Task objective:
Read the lines that follow and tally those with the word "científica"; give the number and nothing else.

Dataset rows:
START
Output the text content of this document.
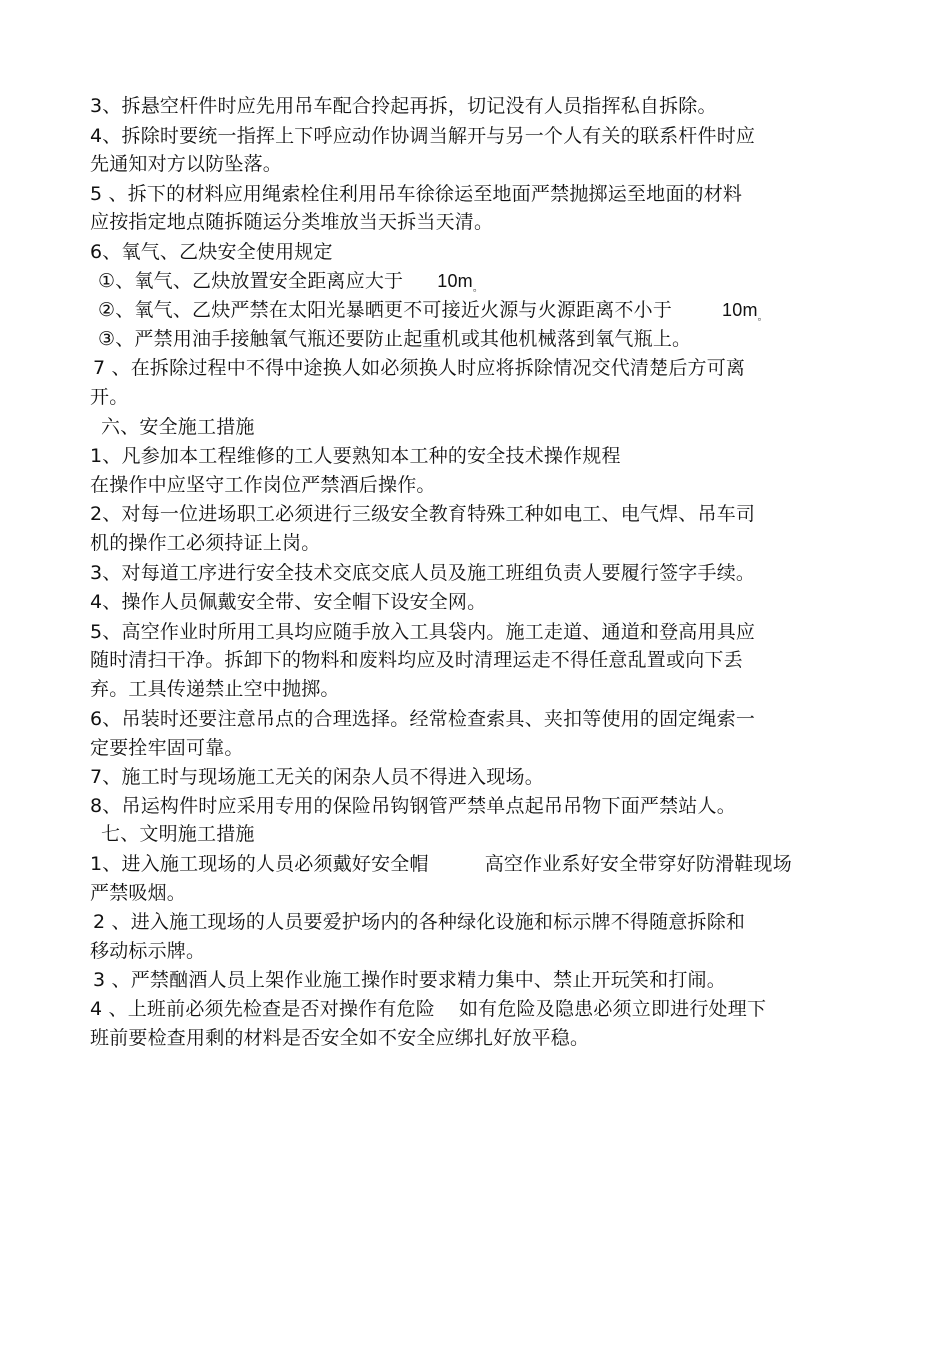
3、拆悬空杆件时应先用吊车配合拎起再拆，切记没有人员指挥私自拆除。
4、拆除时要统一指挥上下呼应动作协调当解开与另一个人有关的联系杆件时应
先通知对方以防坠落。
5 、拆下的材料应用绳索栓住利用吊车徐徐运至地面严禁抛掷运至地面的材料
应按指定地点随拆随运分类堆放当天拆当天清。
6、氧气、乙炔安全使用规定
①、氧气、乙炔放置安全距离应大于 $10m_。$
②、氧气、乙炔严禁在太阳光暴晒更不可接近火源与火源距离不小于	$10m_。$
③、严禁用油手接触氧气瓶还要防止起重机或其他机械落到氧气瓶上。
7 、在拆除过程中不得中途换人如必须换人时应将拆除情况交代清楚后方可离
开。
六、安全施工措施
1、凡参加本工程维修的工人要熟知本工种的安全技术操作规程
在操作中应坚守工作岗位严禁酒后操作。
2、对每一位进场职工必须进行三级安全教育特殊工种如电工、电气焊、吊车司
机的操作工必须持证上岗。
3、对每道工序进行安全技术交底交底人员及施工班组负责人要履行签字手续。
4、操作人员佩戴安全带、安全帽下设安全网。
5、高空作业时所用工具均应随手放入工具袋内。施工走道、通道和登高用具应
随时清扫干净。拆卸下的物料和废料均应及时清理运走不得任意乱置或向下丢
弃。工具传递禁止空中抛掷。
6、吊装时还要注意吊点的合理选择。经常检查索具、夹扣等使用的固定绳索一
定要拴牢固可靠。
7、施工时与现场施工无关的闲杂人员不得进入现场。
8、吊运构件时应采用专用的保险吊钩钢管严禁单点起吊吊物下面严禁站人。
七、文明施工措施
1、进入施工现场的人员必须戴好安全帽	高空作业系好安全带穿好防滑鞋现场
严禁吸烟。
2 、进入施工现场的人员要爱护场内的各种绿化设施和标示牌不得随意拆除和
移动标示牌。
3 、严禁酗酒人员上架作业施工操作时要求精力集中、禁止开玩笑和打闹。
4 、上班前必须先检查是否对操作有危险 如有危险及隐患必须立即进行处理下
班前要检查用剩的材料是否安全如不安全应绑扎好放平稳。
END
START
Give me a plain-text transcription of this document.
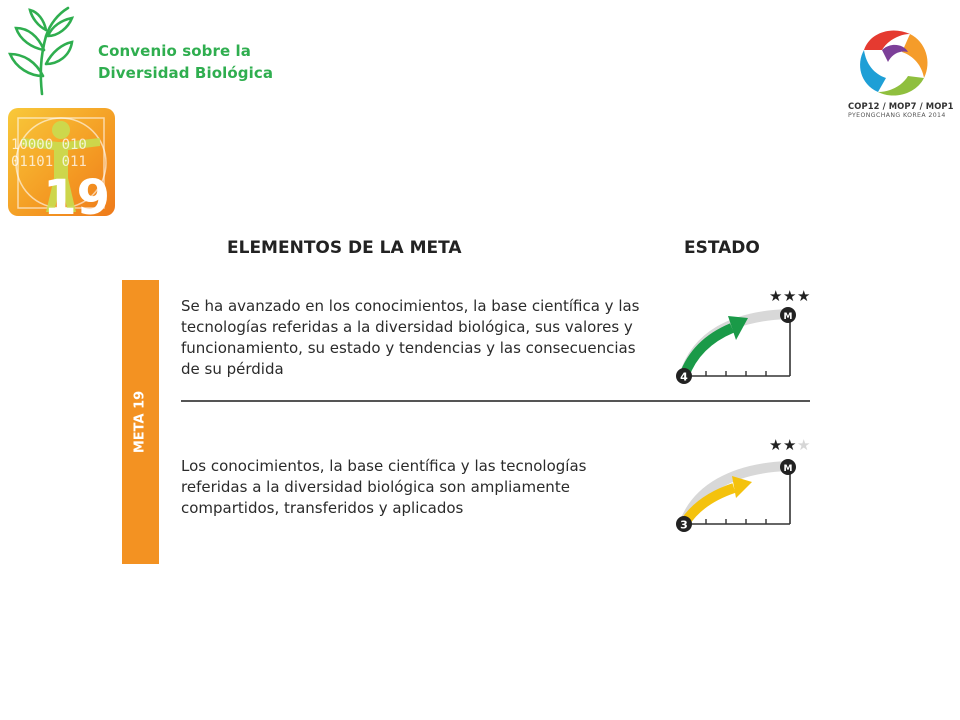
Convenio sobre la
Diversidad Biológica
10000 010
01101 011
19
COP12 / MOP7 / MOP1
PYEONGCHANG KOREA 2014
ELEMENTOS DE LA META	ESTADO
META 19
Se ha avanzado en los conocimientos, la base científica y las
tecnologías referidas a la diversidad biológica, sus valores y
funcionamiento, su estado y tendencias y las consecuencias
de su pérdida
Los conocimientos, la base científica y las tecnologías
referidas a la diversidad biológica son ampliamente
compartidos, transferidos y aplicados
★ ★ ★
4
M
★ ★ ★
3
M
END
Solution for this exercise:
2